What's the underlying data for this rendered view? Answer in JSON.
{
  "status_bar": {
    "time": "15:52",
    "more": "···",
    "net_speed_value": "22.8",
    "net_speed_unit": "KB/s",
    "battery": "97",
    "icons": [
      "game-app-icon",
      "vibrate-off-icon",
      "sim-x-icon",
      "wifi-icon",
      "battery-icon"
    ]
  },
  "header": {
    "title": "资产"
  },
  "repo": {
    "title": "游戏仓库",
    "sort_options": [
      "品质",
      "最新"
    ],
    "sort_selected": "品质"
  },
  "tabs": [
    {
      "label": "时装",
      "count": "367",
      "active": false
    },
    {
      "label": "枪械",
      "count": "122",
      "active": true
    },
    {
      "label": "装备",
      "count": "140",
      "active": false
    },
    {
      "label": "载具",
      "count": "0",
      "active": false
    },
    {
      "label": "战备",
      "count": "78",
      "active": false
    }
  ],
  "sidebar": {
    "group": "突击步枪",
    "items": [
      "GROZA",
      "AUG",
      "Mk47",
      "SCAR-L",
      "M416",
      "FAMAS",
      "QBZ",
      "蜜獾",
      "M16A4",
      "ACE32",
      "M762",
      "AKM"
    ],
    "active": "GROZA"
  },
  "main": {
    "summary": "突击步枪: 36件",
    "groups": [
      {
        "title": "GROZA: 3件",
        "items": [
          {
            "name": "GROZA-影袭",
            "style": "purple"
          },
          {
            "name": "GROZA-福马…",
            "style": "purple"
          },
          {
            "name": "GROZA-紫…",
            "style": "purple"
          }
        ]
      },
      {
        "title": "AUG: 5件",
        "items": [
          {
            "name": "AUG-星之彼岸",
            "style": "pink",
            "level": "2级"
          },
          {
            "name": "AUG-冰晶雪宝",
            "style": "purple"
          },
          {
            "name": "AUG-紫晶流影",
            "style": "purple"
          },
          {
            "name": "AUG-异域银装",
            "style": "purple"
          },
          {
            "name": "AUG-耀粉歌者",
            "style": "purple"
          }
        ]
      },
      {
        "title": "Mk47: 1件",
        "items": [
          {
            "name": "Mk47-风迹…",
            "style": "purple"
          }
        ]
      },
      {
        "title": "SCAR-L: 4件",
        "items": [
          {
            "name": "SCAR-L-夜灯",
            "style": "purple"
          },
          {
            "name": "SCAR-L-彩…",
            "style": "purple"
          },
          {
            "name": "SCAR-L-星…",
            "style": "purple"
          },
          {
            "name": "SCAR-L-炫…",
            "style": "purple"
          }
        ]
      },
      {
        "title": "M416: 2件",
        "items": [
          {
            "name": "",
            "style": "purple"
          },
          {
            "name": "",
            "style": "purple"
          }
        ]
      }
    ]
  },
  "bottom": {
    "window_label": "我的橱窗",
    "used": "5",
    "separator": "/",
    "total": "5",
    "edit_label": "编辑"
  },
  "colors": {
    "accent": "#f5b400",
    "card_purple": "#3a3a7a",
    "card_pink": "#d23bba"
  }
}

● ● ● ●

# Task requirements
What is the number of lines in the records that contain the word "count"? Answer with the number and nothing else.

# Correct answer
5